#### [TASK DETAILS]
Copy out all the records, word for word.

Source data:
· · · · ·

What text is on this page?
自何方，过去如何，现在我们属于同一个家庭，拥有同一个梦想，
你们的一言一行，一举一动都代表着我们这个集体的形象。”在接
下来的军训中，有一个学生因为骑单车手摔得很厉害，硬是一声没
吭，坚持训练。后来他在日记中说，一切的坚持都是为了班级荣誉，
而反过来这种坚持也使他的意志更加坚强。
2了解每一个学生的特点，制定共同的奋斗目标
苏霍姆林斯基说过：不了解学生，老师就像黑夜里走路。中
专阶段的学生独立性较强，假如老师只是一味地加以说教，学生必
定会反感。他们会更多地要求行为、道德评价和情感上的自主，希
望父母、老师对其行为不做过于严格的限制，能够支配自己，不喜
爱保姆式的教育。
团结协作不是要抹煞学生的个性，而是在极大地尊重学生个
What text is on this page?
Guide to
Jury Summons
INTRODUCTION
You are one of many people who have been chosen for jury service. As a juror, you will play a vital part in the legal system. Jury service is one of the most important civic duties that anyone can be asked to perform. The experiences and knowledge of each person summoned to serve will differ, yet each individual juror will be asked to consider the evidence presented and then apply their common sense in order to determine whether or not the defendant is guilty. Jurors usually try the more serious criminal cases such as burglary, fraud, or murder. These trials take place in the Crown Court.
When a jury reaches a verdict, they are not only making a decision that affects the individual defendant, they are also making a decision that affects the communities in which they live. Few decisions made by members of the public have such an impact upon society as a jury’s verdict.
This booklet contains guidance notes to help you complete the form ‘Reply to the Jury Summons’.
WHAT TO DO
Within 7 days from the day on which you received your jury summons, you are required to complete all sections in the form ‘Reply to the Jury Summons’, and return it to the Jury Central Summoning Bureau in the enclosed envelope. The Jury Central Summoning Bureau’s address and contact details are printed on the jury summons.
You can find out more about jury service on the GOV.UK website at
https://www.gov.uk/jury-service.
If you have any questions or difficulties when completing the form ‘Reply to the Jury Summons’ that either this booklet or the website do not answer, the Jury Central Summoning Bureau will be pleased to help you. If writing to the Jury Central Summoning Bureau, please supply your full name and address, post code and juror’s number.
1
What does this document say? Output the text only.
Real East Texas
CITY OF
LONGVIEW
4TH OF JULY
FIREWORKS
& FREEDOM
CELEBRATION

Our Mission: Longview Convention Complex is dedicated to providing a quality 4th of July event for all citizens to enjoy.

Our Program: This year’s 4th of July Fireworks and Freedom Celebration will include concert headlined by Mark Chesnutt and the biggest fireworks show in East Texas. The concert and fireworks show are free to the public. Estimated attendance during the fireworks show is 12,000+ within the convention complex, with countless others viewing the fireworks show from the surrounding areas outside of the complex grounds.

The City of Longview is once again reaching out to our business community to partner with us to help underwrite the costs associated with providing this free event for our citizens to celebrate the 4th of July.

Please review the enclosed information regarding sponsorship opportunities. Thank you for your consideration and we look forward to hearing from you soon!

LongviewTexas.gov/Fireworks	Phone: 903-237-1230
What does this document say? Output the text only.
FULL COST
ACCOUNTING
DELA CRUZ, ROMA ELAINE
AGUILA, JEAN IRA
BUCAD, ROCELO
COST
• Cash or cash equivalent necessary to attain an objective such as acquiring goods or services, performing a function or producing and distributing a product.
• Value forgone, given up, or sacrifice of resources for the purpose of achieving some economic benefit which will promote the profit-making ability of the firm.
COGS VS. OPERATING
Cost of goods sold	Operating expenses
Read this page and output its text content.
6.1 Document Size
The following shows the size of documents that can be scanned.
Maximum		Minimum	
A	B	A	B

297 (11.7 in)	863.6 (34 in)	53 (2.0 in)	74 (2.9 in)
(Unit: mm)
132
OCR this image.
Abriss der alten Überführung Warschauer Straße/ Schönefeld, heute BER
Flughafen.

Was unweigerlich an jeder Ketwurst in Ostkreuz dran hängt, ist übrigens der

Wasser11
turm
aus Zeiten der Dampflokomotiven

· · · · ·

#### [REPLY TO THE EXERCISE]
What text is on this page?
自何方，过去如何，现在我们属于同一个家庭，拥有同一个梦想，
你们的一言一行，一举一动都代表着我们这个集体的形象。”在接
下来的军训中，有一个学生因为骑单车手摔得很厉害，硬是一声没
吭，坚持训练。后来他在日记中说，一切的坚持都是为了班级荣誉，
而反过来这种坚持也使他的意志更加坚强。
2了解每一个学生的特点，制定共同的奋斗目标
苏霍姆林斯基说过：不了解学生，老师就像黑夜里走路。中
专阶段的学生独立性较强，假如老师只是一味地加以说教，学生必
定会反感。他们会更多地要求行为、道德评价和情感上的自主，希
望父母、老师对其行为不做过于严格的限制，能够支配自己，不喜
爱保姆式的教育。
团结协作不是要抹煞学生的个性，而是在极大地尊重学生个
What text is on this page?
Guide to
Jury Summons
INTRODUCTION
You are one of many people who have been chosen for jury service. As a juror, you will play a vital part in the legal system. Jury service is one of the most important civic duties that anyone can be asked to perform. The experiences and knowledge of each person summoned to serve will differ, yet each individual juror will be asked to consider the evidence presented and then apply their common sense in order to determine whether or not the defendant is guilty. Jurors usually try the more serious criminal cases such as burglary, fraud, or murder. These trials take place in the Crown Court.
When a jury reaches a verdict, they are not only making a decision that affects the individual defendant, they are also making a decision that affects the communities in which they live. Few decisions made by members of the public have such an impact upon society as a jury’s verdict.
This booklet contains guidance notes to help you complete the form ‘Reply to the Jury Summons’.
WHAT TO DO
Within 7 days from the day on which you received your jury summons, you are required to complete all sections in the form ‘Reply to the Jury Summons’, and return it to the Jury Central Summoning Bureau in the enclosed envelope. The Jury Central Summoning Bureau’s address and contact details are printed on the jury summons.
You can find out more about jury service on the GOV.UK website at
https://www.gov.uk/jury-service.
If you have any questions or difficulties when completing the form ‘Reply to the Jury Summons’ that either this booklet or the website do not answer, the Jury Central Summoning Bureau will be pleased to help you. If writing to the Jury Central Summoning Bureau, please supply your full name and address, post code and juror’s number.
1
What does this document say? Output the text only.
Real East Texas
CITY OF
LONGVIEW
4TH OF JULY
FIREWORKS
& FREEDOM
CELEBRATION

Our Mission: Longview Convention Complex is dedicated to providing a quality 4th of July event for all citizens to enjoy.

Our Program: This year’s 4th of July Fireworks and Freedom Celebration will include concert headlined by Mark Chesnutt and the biggest fireworks show in East Texas. The concert and fireworks show are free to the public. Estimated attendance during the fireworks show is 12,000+ within the convention complex, with countless others viewing the fireworks show from the surrounding areas outside of the complex grounds.

The City of Longview is once again reaching out to our business community to partner with us to help underwrite the costs associated with providing this free event for our citizens to celebrate the 4th of July.

Please review the enclosed information regarding sponsorship opportunities. Thank you for your consideration and we look forward to hearing from you soon!

LongviewTexas.gov/Fireworks	Phone: 903-237-1230
What does this document say? Output the text only.
FULL COST
ACCOUNTING
DELA CRUZ, ROMA ELAINE
AGUILA, JEAN IRA
BUCAD, ROCELO
COST
• Cash or cash equivalent necessary to attain an objective such as acquiring goods or services, performing a function or producing and distributing a product.
• Value forgone, given up, or sacrifice of resources for the purpose of achieving some economic benefit which will promote the profit-making ability of the firm.
COGS VS. OPERATING
Cost of goods sold	Operating expenses
Read this page and output its text content.
6.1 Document Size
The following shows the size of documents that can be scanned.
Maximum		Minimum	
A	B	A	B

297 (11.7 in)	863.6 (34 in)	53 (2.0 in)	74 (2.9 in)
(Unit: mm)
132
OCR this image.
Abriss der alten Überführung Warschauer Straße/ Schönefeld, heute BER
Flughafen.

Was unweigerlich an jeder Ketwurst in Ostkreuz dran hängt, ist übrigens der

Wasser11
turm
aus Zeiten der Dampflokomotiven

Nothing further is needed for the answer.